YOUR TASK:
Print all records exactly, leaving nothing out.

RECORDS TO PROCESS:
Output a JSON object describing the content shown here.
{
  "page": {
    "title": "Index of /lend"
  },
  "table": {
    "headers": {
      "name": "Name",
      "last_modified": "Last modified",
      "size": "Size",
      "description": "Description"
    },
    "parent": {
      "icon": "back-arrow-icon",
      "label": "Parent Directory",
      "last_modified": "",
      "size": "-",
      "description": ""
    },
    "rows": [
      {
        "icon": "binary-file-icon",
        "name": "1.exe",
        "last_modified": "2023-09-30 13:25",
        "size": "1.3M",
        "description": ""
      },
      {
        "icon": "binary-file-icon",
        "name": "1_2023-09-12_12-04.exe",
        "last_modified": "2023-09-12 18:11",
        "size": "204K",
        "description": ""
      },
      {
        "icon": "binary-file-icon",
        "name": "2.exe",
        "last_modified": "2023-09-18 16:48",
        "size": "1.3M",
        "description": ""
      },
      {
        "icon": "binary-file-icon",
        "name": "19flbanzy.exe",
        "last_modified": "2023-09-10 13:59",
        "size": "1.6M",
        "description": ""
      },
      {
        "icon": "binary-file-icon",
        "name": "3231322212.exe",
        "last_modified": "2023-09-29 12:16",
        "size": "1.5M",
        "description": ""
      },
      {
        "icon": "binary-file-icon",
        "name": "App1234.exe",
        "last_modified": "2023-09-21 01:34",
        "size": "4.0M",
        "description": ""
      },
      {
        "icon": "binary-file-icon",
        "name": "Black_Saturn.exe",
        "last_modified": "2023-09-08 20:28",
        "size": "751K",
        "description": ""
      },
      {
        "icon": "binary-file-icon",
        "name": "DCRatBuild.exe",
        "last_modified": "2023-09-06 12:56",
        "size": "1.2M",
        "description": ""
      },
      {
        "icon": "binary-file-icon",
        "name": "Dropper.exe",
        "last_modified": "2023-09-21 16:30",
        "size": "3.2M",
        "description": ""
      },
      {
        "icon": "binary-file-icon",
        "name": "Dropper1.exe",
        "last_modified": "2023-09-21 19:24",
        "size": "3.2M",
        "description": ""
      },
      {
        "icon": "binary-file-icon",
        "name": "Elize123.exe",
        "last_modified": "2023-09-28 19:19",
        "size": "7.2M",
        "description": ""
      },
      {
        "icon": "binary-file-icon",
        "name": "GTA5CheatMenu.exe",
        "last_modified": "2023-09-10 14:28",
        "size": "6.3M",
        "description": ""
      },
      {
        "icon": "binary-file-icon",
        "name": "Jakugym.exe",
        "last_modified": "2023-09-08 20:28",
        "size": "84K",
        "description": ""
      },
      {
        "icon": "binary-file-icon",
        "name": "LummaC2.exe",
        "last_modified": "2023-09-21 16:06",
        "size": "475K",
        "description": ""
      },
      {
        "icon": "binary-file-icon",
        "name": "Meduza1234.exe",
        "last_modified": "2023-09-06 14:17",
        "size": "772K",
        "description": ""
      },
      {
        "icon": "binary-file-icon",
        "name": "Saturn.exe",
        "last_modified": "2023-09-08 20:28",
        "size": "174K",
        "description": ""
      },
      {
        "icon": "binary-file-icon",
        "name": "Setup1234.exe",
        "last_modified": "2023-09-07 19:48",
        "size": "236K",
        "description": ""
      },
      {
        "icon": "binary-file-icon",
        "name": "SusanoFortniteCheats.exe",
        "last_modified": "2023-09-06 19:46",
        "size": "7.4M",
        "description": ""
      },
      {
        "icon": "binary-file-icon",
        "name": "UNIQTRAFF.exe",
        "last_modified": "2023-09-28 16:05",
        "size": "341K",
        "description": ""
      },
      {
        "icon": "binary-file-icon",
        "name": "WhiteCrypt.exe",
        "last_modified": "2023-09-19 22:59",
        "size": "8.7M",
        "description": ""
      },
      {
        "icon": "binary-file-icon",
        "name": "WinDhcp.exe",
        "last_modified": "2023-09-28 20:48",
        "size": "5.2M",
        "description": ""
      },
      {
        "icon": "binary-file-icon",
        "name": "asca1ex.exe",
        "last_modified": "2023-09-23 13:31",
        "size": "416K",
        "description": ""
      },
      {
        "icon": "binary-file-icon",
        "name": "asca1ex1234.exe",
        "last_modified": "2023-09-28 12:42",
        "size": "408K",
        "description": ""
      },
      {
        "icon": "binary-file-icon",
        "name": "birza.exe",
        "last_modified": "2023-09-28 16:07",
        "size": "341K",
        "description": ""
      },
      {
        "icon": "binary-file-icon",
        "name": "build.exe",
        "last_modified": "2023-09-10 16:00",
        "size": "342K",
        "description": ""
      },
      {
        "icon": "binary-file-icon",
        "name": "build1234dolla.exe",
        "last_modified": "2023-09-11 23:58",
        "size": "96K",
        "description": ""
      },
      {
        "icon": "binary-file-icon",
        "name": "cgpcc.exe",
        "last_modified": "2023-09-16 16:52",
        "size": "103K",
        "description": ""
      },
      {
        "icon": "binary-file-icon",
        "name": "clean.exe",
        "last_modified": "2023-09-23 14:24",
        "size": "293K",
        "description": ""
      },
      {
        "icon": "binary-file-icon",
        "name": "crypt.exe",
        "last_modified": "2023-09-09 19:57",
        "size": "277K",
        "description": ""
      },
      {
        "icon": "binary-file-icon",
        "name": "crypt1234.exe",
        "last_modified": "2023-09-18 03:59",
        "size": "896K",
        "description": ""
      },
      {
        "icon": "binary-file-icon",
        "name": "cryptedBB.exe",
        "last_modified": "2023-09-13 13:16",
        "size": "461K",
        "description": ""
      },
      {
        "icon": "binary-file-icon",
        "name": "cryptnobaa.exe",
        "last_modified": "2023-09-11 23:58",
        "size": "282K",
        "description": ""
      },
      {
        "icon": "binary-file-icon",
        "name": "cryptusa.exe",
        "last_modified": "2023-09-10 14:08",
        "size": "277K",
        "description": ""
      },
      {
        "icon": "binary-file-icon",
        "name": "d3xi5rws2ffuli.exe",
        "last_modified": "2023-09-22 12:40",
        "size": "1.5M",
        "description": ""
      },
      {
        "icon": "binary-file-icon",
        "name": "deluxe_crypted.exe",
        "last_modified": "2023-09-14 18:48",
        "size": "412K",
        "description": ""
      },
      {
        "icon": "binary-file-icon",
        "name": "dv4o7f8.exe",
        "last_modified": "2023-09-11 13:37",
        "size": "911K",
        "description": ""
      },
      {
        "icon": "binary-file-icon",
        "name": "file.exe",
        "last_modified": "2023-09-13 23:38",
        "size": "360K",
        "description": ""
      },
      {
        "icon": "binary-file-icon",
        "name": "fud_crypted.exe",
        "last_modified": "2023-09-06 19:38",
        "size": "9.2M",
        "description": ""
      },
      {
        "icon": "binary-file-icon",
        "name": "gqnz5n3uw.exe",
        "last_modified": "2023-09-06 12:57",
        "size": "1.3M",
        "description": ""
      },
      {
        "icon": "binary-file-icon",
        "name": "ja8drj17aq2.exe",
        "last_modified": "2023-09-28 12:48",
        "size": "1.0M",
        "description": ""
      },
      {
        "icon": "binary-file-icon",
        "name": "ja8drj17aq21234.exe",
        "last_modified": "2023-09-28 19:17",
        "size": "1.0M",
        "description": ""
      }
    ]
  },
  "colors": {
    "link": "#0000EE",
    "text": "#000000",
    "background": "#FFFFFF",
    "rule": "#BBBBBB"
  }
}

EXERCISE ANSWER:
Output a JSON object describing the content shown here.
{
  "page": {
    "title": "Index of /lend"
  },
  "table": {
    "headers": {
      "name": "Name",
      "last_modified": "Last modified",
      "size": "Size",
      "description": "Description"
    },
    "parent": {
      "icon": "back-arrow-icon",
      "label": "Parent Directory",
      "last_modified": "",
      "size": "-",
      "description": ""
    },
    "rows": [
      {
        "icon": "binary-file-icon",
        "name": "1.exe",
        "last_modified": "2023-09-30 13:25",
        "size": "1.3M",
        "description": ""
      },
      {
        "icon": "binary-file-icon",
        "name": "1_2023-09-12_12-04.exe",
        "last_modified": "2023-09-12 18:11",
        "size": "204K",
        "description": ""
      },
      {
        "icon": "binary-file-icon",
        "name": "2.exe",
        "last_modified": "2023-09-18 16:48",
        "size": "1.3M",
        "description": ""
      },
      {
        "icon": "binary-file-icon",
        "name": "19flbanzy.exe",
        "last_modified": "2023-09-10 13:59",
        "size": "1.6M",
        "description": ""
      },
      {
        "icon": "binary-file-icon",
        "name": "3231322212.exe",
        "last_modified": "2023-09-29 12:16",
        "size": "1.5M",
        "description": ""
      },
      {
        "icon": "binary-file-icon",
        "name": "App1234.exe",
        "last_modified": "2023-09-21 01:34",
        "size": "4.0M",
        "description": ""
      },
      {
        "icon": "binary-file-icon",
        "name": "Black_Saturn.exe",
        "last_modified": "2023-09-08 20:28",
        "size": "751K",
        "description": ""
      },
      {
        "icon": "binary-file-icon",
        "name": "DCRatBuild.exe",
        "last_modified": "2023-09-06 12:56",
        "size": "1.2M",
        "description": ""
      },
      {
        "icon": "binary-file-icon",
        "name": "Dropper.exe",
        "last_modified": "2023-09-21 16:30",
        "size": "3.2M",
        "description": ""
      },
      {
        "icon": "binary-file-icon",
        "name": "Dropper1.exe",
        "last_modified": "2023-09-21 19:24",
        "size": "3.2M",
        "description": ""
      },
      {
        "icon": "binary-file-icon",
        "name": "Elize123.exe",
        "last_modified": "2023-09-28 19:19",
        "size": "7.2M",
        "description": ""
      },
      {
        "icon": "binary-file-icon",
        "name": "GTA5CheatMenu.exe",
        "last_modified": "2023-09-10 14:28",
        "size": "6.3M",
        "description": ""
      },
      {
        "icon": "binary-file-icon",
        "name": "Jakugym.exe",
        "last_modified": "2023-09-08 20:28",
        "size": "84K",
        "description": ""
      },
      {
        "icon": "binary-file-icon",
        "name": "LummaC2.exe",
        "last_modified": "2023-09-21 16:06",
        "size": "475K",
        "description": ""
      },
      {
        "icon": "binary-file-icon",
        "name": "Meduza1234.exe",
        "last_modified": "2023-09-06 14:17",
        "size": "772K",
        "description": ""
      },
      {
        "icon": "binary-file-icon",
        "name": "Saturn.exe",
        "last_modified": "2023-09-08 20:28",
        "size": "174K",
        "description": ""
      },
      {
        "icon": "binary-file-icon",
        "name": "Setup1234.exe",
        "last_modified": "2023-09-07 19:48",
        "size": "236K",
        "description": ""
      },
      {
        "icon": "binary-file-icon",
        "name": "SusanoFortniteCheats.exe",
        "last_modified": "2023-09-06 19:46",
        "size": "7.4M",
        "description": ""
      },
      {
        "icon": "binary-file-icon",
        "name": "UNIQTRAFF.exe",
        "last_modified": "2023-09-28 16:05",
        "size": "341K",
        "description": ""
      },
      {
        "icon": "binary-file-icon",
        "name": "WhiteCrypt.exe",
        "last_modified": "2023-09-19 22:59",
        "size": "8.7M",
        "description": ""
      },
      {
        "icon": "binary-file-icon",
        "name": "WinDhcp.exe",
        "last_modified": "2023-09-28 20:48",
        "size": "5.2M",
        "description": ""
      },
      {
        "icon": "binary-file-icon",
        "name": "asca1ex.exe",
        "last_modified": "2023-09-23 13:31",
        "size": "416K",
        "description": ""
      },
      {
        "icon": "binary-file-icon",
        "name": "asca1ex1234.exe",
        "last_modified": "2023-09-28 12:42",
        "size": "408K",
        "description": ""
      },
      {
        "icon": "binary-file-icon",
        "name": "birza.exe",
        "last_modified": "2023-09-28 16:07",
        "size": "341K",
        "description": ""
      },
      {
        "icon": "binary-file-icon",
        "name": "build.exe",
        "last_modified": "2023-09-10 16:00",
        "size": "342K",
        "description": ""
      },
      {
        "icon": "binary-file-icon",
        "name": "build1234dolla.exe",
        "last_modified": "2023-09-11 23:58",
        "size": "96K",
        "description": ""
      },
      {
        "icon": "binary-file-icon",
        "name": "cgpcc.exe",
        "last_modified": "2023-09-16 16:52",
        "size": "103K",
        "description": ""
      },
      {
        "icon": "binary-file-icon",
        "name": "clean.exe",
        "last_modified": "2023-09-23 14:24",
        "size": "293K",
        "description": ""
      },
      {
        "icon": "binary-file-icon",
        "name": "crypt.exe",
        "last_modified": "2023-09-09 19:57",
        "size": "277K",
        "description": ""
      },
      {
        "icon": "binary-file-icon",
        "name": "crypt1234.exe",
        "last_modified": "2023-09-18 03:59",
        "size": "896K",
        "description": ""
      },
      {
        "icon": "binary-file-icon",
        "name": "cryptedBB.exe",
        "last_modified": "2023-09-13 13:16",
        "size": "461K",
        "description": ""
      },
      {
        "icon": "binary-file-icon",
        "name": "cryptnobaa.exe",
        "last_modified": "2023-09-11 23:58",
        "size": "282K",
        "description": ""
      },
      {
        "icon": "binary-file-icon",
        "name": "cryptusa.exe",
        "last_modified": "2023-09-10 14:08",
        "size": "277K",
        "description": ""
      },
      {
        "icon": "binary-file-icon",
        "name": "d3xi5rws2ffuli.exe",
        "last_modified": "2023-09-22 12:40",
        "size": "1.5M",
        "description": ""
      },
      {
        "icon": "binary-file-icon",
        "name": "deluxe_crypted.exe",
        "last_modified": "2023-09-14 18:48",
        "size": "412K",
        "description": ""
      },
      {
        "icon": "binary-file-icon",
        "name": "dv4o7f8.exe",
        "last_modified": "2023-09-11 13:37",
        "size": "911K",
        "description": ""
      },
      {
        "icon": "binary-file-icon",
        "name": "file.exe",
        "last_modified": "2023-09-13 23:38",
        "size": "360K",
        "description": ""
      },
      {
        "icon": "binary-file-icon",
        "name": "fud_crypted.exe",
        "last_modified": "2023-09-06 19:38",
        "size": "9.2M",
        "description": ""
      },
      {
        "icon": "binary-file-icon",
        "name": "gqnz5n3uw.exe",
        "last_modified": "2023-09-06 12:57",
        "size": "1.3M",
        "description": ""
      },
      {
        "icon": "binary-file-icon",
        "name": "ja8drj17aq2.exe",
        "last_modified": "2023-09-28 12:48",
        "size": "1.0M",
        "description": ""
      },
      {
        "icon": "binary-file-icon",
        "name": "ja8drj17aq21234.exe",
        "last_modified": "2023-09-28 19:17",
        "size": "1.0M",
        "description": ""
      }
    ]
  },
  "colors": {
    "link": "#0000EE",
    "text": "#000000",
    "background": "#FFFFFF",
    "rule": "#BBBBBB"
  }
}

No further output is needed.